━━━━━ TEXTO EM ESTUDO ━━━━━
Impasse político alimenta violência no Iraque, dizem EUA

O principal comandante militar dos Estados Unidos para a área de Bagdá, o general de brigada Robert Baker, disse hoje que o prolongado impasse político no Iraque encorajou os insurgentes a ampliar seus ataques, além de deixar os civis tão frustrados que eles podem estar escondendo pistas sobre células suspeitas dos rebeldes. Baker também afirmou que existe uma disputa interna de poder entre as milícias xiitas iraquianas.

AE-AP, Agência Estado

29 de setembro de 2010 | 17h29

Baker acredita que os insurgentes sunitas interpretam o vácuo político no Iraque como uma grande chance de minar a credibilidade do governo e das forças de segurança e "acelerar" o descontentamento entre os iraquianos que esperam uma solução.

As eleições gerais de março foram vencidas por uma coalizão apoiada pelos sunitas iraquianos. No entanto, a margem foi tão estreita que o bloco, liderado por Ayad Allawi, não tem cadeiras suficientes no Parlamento para afastar a coalizão de governo do primeiro-ministro Nouri al-Maliki, apoiada pelos xiitas. Al-Maliki tenta permanecer no poder.
━━━━━
PERGUNTAS A RESPONDER
(1) Diga se cada afirmação concorda com a notícia sobre o impasse político no Iraque, respondendo sim ou não e citando as palavras do texto que decidem: (a) Robert Baker tem a patente de general de brigada; (b) a coalizão que venceu as eleições gerais de março era apoiada pelos xiitas; (c) o bloco liderado por Ayad Allawi tem cadeiras suficientes no Parlamento para afastar a coalizão de al-Maliki.
(2) Liste todas as pessoas citadas pelo nome na notícia sobre o impasse político no Iraque.
(3) Prossiga a notícia sobre o impasse político no Iraque a partir do último parágrafo.
━━━━━ REGISTROS PARA ANÁLISE ━━━━━
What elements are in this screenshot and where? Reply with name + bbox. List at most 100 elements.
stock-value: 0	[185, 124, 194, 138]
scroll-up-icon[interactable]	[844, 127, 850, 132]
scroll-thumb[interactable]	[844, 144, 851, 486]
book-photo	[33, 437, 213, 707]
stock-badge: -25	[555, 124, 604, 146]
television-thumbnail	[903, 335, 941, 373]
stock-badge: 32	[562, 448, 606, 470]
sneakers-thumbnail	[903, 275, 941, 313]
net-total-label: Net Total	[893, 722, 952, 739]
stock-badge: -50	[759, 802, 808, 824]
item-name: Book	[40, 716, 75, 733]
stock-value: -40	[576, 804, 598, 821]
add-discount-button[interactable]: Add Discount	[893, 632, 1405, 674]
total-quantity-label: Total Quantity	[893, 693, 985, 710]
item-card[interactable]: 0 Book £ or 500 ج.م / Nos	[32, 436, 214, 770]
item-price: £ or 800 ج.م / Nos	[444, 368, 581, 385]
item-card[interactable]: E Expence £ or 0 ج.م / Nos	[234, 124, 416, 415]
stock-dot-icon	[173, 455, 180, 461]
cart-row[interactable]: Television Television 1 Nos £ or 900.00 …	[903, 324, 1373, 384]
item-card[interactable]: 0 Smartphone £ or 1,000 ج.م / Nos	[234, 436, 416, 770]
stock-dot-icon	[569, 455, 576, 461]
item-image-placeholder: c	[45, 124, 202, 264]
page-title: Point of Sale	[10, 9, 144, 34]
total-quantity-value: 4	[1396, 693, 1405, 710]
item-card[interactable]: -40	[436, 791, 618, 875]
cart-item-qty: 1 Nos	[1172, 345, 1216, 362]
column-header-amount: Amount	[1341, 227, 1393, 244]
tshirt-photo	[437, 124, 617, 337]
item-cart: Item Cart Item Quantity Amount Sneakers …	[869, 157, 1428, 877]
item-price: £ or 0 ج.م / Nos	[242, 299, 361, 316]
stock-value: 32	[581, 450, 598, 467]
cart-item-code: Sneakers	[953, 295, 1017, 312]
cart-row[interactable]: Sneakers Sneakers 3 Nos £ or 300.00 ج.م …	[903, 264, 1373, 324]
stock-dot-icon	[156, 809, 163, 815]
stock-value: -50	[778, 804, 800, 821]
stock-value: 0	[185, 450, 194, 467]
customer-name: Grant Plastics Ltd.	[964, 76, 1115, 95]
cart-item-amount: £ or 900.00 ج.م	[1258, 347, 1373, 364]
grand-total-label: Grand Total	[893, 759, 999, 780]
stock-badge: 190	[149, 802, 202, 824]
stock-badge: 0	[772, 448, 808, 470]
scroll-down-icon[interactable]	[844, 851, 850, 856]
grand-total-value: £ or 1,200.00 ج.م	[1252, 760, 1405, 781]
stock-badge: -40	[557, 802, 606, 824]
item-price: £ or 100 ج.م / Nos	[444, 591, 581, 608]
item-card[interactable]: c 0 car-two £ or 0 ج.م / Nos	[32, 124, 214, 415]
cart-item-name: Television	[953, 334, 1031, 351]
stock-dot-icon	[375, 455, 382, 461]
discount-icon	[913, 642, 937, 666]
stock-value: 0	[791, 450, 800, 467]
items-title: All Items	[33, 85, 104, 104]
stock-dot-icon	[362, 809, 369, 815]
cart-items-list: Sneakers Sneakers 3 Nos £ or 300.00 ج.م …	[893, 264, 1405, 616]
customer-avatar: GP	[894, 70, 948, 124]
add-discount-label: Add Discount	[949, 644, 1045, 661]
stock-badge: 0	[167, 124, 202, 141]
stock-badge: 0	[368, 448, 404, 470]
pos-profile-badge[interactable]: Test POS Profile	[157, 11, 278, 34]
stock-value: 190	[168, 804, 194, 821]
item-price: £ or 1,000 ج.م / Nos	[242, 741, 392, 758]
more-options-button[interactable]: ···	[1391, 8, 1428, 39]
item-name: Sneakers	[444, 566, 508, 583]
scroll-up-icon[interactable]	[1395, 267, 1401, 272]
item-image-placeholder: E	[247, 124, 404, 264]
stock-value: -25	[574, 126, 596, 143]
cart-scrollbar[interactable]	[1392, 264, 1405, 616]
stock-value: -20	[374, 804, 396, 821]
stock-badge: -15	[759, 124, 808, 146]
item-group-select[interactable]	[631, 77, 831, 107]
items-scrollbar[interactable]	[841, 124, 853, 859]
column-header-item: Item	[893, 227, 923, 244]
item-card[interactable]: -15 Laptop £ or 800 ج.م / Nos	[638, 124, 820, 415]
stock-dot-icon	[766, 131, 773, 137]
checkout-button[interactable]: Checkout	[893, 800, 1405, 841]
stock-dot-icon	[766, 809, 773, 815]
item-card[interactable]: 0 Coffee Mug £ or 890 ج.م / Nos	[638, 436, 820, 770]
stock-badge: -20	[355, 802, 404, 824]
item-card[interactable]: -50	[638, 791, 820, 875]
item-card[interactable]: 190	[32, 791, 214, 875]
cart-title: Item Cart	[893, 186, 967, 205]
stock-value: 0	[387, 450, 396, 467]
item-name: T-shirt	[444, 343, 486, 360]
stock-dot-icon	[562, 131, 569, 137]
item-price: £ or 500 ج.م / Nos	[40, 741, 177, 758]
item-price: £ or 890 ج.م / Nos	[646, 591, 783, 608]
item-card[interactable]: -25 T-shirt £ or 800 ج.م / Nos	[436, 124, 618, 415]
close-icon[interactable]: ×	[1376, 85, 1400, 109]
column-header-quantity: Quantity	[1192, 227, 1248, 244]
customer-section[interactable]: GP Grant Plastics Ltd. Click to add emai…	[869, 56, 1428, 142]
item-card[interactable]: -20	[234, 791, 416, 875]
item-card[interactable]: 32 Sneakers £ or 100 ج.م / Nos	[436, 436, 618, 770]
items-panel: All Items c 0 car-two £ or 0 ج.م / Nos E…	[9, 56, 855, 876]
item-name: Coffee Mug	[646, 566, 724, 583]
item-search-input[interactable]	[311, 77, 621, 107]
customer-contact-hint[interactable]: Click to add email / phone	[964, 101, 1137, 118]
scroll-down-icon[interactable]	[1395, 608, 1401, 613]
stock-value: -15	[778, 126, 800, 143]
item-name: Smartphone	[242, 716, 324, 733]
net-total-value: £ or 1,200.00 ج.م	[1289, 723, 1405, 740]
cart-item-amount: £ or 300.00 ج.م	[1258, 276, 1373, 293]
━━━━━
RESPOSTAS EM ORDEM
(1)
(a) Sim: "o general de brigada Robert Baker".
(b) Não: "As eleições gerais de março foram vencidas por uma coalizão apoiada pelos sunitas iraquianos."
(c) Não: "não tem cadeiras suficientes no Parlamento para afastar a coalizão de governo do primeiro-ministro Nouri al-Maliki".

(2)
Robert Baker
Ayad Allawi
Nouri al-Maliki

(3)
"O que eles (os insurgentes) tentarão fazer é acelerar o descontentamento, intimidando os cidadãos com atentados e também desacreditando as forças se segurança que tentam proteger os civis", disse Baker. Ele também afirmou que as milícias xiitas, algumas das quais são suspeitas de possuir laços com o Irã, aumentaram recentemente os ataques contra as tropas norte-americanas que permanecem no Iraque, cerca de 50 mil soldados.

Ele atribui isso a uma disputa de poder entre essas milícias, que desejam levar um suposto crédito pela retirada total das tropas dos EUA, que está prevista para o final de 2011. "Existe uma disputa interna de poder entre os xiitas e isso por si só se manifesta em violência", concluiu.